**The request:**
Write the records out again, keeping each line exactly as it is.

»»

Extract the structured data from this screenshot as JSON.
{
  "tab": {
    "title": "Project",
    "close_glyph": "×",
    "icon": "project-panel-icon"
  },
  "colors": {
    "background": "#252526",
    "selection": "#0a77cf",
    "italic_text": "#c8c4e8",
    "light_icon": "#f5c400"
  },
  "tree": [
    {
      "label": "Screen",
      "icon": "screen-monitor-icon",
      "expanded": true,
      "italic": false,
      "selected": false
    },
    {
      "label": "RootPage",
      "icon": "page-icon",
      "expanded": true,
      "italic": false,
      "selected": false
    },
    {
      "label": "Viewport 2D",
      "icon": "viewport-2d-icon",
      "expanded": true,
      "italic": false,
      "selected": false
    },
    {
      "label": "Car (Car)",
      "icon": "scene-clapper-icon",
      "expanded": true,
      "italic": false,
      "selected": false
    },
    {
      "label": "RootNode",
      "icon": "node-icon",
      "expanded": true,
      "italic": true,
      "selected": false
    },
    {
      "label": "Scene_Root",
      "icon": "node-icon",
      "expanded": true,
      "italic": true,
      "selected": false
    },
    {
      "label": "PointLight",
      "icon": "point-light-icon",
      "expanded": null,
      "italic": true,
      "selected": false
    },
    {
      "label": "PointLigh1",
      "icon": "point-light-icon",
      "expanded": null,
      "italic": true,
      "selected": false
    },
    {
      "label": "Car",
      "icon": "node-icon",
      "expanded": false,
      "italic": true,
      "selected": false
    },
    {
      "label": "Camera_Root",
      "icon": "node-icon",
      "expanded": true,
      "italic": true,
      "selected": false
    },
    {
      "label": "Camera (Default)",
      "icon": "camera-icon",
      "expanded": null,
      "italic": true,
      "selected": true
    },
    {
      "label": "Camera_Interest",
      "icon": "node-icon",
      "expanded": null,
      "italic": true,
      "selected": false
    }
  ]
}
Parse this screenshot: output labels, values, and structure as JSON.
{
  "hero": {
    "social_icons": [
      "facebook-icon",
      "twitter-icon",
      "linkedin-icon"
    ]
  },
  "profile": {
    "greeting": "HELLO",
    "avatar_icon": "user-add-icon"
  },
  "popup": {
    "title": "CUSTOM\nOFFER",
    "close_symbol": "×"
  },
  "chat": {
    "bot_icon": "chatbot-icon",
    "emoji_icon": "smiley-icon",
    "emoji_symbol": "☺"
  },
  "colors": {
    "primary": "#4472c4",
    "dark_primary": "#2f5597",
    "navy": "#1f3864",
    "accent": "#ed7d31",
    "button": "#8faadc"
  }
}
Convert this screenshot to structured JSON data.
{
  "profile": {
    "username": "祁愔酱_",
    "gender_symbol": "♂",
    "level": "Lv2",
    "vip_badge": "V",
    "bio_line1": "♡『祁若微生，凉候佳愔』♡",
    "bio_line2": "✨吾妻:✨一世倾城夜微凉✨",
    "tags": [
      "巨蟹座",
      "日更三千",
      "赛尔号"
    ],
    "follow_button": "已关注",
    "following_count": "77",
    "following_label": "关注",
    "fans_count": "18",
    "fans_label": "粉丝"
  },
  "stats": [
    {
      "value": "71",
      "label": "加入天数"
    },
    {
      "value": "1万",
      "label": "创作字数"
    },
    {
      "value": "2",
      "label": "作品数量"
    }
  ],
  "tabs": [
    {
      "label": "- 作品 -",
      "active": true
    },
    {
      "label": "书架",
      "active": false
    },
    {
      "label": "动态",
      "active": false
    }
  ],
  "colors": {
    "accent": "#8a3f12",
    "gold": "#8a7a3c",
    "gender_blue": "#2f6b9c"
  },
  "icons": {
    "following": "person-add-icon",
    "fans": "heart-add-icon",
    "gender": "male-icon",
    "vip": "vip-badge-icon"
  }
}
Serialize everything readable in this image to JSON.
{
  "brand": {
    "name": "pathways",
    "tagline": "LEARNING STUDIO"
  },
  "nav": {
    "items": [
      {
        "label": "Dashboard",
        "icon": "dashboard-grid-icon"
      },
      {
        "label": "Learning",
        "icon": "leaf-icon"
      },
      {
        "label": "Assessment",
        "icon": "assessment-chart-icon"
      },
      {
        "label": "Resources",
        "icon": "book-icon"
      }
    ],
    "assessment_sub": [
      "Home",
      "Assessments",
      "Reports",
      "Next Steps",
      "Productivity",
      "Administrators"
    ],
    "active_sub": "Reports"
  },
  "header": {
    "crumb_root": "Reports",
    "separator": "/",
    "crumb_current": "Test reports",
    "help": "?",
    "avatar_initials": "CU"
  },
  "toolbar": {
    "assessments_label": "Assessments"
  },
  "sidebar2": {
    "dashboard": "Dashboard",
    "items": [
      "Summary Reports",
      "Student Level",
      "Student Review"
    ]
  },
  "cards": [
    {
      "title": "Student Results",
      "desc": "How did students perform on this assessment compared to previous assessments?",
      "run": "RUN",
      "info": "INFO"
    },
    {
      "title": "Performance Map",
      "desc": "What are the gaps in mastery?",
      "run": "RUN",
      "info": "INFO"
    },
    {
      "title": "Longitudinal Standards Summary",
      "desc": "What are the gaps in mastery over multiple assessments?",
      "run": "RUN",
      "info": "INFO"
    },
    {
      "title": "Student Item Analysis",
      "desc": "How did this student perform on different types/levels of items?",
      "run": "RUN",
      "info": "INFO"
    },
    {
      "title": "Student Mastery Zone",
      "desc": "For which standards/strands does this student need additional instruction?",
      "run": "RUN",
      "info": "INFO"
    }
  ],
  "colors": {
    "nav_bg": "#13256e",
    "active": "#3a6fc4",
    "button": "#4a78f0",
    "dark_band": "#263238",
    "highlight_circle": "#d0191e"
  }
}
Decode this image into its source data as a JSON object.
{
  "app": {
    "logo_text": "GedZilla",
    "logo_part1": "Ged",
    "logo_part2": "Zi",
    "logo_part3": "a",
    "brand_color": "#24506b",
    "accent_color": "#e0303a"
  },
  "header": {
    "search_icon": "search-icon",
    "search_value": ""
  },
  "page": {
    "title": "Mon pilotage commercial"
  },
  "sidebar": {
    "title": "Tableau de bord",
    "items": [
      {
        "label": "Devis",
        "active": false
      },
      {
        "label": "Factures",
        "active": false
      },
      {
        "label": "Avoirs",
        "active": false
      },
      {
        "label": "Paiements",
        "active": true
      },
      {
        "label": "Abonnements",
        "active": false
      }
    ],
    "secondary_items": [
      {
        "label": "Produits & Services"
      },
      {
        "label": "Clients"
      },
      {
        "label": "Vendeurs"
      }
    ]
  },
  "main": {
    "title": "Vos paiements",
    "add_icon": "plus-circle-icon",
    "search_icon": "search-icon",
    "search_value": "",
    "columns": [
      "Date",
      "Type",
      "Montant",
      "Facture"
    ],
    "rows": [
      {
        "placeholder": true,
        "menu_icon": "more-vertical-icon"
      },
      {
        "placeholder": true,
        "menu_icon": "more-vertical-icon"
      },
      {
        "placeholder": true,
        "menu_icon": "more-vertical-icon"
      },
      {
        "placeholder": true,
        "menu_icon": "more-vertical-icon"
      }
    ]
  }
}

««

**Output for this task:**
Extract the structured data from this screenshot as JSON.
{
  "tab": {
    "title": "Project",
    "close_glyph": "×",
    "icon": "project-panel-icon"
  },
  "colors": {
    "background": "#252526",
    "selection": "#0a77cf",
    "italic_text": "#c8c4e8",
    "light_icon": "#f5c400"
  },
  "tree": [
    {
      "label": "Screen",
      "icon": "screen-monitor-icon",
      "expanded": true,
      "italic": false,
      "selected": false
    },
    {
      "label": "RootPage",
      "icon": "page-icon",
      "expanded": true,
      "italic": false,
      "selected": false
    },
    {
      "label": "Viewport 2D",
      "icon": "viewport-2d-icon",
      "expanded": true,
      "italic": false,
      "selected": false
    },
    {
      "label": "Car (Car)",
      "icon": "scene-clapper-icon",
      "expanded": true,
      "italic": false,
      "selected": false
    },
    {
      "label": "RootNode",
      "icon": "node-icon",
      "expanded": true,
      "italic": true,
      "selected": false
    },
    {
      "label": "Scene_Root",
      "icon": "node-icon",
      "expanded": true,
      "italic": true,
      "selected": false
    },
    {
      "label": "PointLight",
      "icon": "point-light-icon",
      "expanded": null,
      "italic": true,
      "selected": false
    },
    {
      "label": "PointLigh1",
      "icon": "point-light-icon",
      "expanded": null,
      "italic": true,
      "selected": false
    },
    {
      "label": "Car",
      "icon": "node-icon",
      "expanded": false,
      "italic": true,
      "selected": false
    },
    {
      "label": "Camera_Root",
      "icon": "node-icon",
      "expanded": true,
      "italic": true,
      "selected": false
    },
    {
      "label": "Camera (Default)",
      "icon": "camera-icon",
      "expanded": null,
      "italic": true,
      "selected": true
    },
    {
      "label": "Camera_Interest",
      "icon": "node-icon",
      "expanded": null,
      "italic": true,
      "selected": false
    }
  ]
}
Parse this screenshot: output labels, values, and structure as JSON.
{
  "hero": {
    "social_icons": [
      "facebook-icon",
      "twitter-icon",
      "linkedin-icon"
    ]
  },
  "profile": {
    "greeting": "HELLO",
    "avatar_icon": "user-add-icon"
  },
  "popup": {
    "title": "CUSTOM\nOFFER",
    "close_symbol": "×"
  },
  "chat": {
    "bot_icon": "chatbot-icon",
    "emoji_icon": "smiley-icon",
    "emoji_symbol": "☺"
  },
  "colors": {
    "primary": "#4472c4",
    "dark_primary": "#2f5597",
    "navy": "#1f3864",
    "accent": "#ed7d31",
    "button": "#8faadc"
  }
}
Convert this screenshot to structured JSON data.
{
  "profile": {
    "username": "祁愔酱_",
    "gender_symbol": "♂",
    "level": "Lv2",
    "vip_badge": "V",
    "bio_line1": "♡『祁若微生，凉候佳愔』♡",
    "bio_line2": "✨吾妻:✨一世倾城夜微凉✨",
    "tags": [
      "巨蟹座",
      "日更三千",
      "赛尔号"
    ],
    "follow_button": "已关注",
    "following_count": "77",
    "following_label": "关注",
    "fans_count": "18",
    "fans_label": "粉丝"
  },
  "stats": [
    {
      "value": "71",
      "label": "加入天数"
    },
    {
      "value": "1万",
      "label": "创作字数"
    },
    {
      "value": "2",
      "label": "作品数量"
    }
  ],
  "tabs": [
    {
      "label": "- 作品 -",
      "active": true
    },
    {
      "label": "书架",
      "active": false
    },
    {
      "label": "动态",
      "active": false
    }
  ],
  "colors": {
    "accent": "#8a3f12",
    "gold": "#8a7a3c",
    "gender_blue": "#2f6b9c"
  },
  "icons": {
    "following": "person-add-icon",
    "fans": "heart-add-icon",
    "gender": "male-icon",
    "vip": "vip-badge-icon"
  }
}
Serialize everything readable in this image to JSON.
{
  "brand": {
    "name": "pathways",
    "tagline": "LEARNING STUDIO"
  },
  "nav": {
    "items": [
      {
        "label": "Dashboard",
        "icon": "dashboard-grid-icon"
      },
      {
        "label": "Learning",
        "icon": "leaf-icon"
      },
      {
        "label": "Assessment",
        "icon": "assessment-chart-icon"
      },
      {
        "label": "Resources",
        "icon": "book-icon"
      }
    ],
    "assessment_sub": [
      "Home",
      "Assessments",
      "Reports",
      "Next Steps",
      "Productivity",
      "Administrators"
    ],
    "active_sub": "Reports"
  },
  "header": {
    "crumb_root": "Reports",
    "separator": "/",
    "crumb_current": "Test reports",
    "help": "?",
    "avatar_initials": "CU"
  },
  "toolbar": {
    "assessments_label": "Assessments"
  },
  "sidebar2": {
    "dashboard": "Dashboard",
    "items": [
      "Summary Reports",
      "Student Level",
      "Student Review"
    ]
  },
  "cards": [
    {
      "title": "Student Results",
      "desc": "How did students perform on this assessment compared to previous assessments?",
      "run": "RUN",
      "info": "INFO"
    },
    {
      "title": "Performance Map",
      "desc": "What are the gaps in mastery?",
      "run": "RUN",
      "info": "INFO"
    },
    {
      "title": "Longitudinal Standards Summary",
      "desc": "What are the gaps in mastery over multiple assessments?",
      "run": "RUN",
      "info": "INFO"
    },
    {
      "title": "Student Item Analysis",
      "desc": "How did this student perform on different types/levels of items?",
      "run": "RUN",
      "info": "INFO"
    },
    {
      "title": "Student Mastery Zone",
      "desc": "For which standards/strands does this student need additional instruction?",
      "run": "RUN",
      "info": "INFO"
    }
  ],
  "colors": {
    "nav_bg": "#13256e",
    "active": "#3a6fc4",
    "button": "#4a78f0",
    "dark_band": "#263238",
    "highlight_circle": "#d0191e"
  }
}
Decode this image into its source data as a JSON object.
{
  "app": {
    "logo_text": "GedZilla",
    "logo_part1": "Ged",
    "logo_part2": "Zi",
    "logo_part3": "a",
    "brand_color": "#24506b",
    "accent_color": "#e0303a"
  },
  "header": {
    "search_icon": "search-icon",
    "search_value": ""
  },
  "page": {
    "title": "Mon pilotage commercial"
  },
  "sidebar": {
    "title": "Tableau de bord",
    "items": [
      {
        "label": "Devis",
        "active": false
      },
      {
        "label": "Factures",
        "active": false
      },
      {
        "label": "Avoirs",
        "active": false
      },
      {
        "label": "Paiements",
        "active": true
      },
      {
        "label": "Abonnements",
        "active": false
      }
    ],
    "secondary_items": [
      {
        "label": "Produits & Services"
      },
      {
        "label": "Clients"
      },
      {
        "label": "Vendeurs"
      }
    ]
  },
  "main": {
    "title": "Vos paiements",
    "add_icon": "plus-circle-icon",
    "search_icon": "search-icon",
    "search_value": "",
    "columns": [
      "Date",
      "Type",
      "Montant",
      "Facture"
    ],
    "rows": [
      {
        "placeholder": true,
        "menu_icon": "more-vertical-icon"
      },
      {
        "placeholder": true,
        "menu_icon": "more-vertical-icon"
      },
      {
        "placeholder": true,
        "menu_icon": "more-vertical-icon"
      },
      {
        "placeholder": true,
        "menu_icon": "more-vertical-icon"
      }
    ]
  }
}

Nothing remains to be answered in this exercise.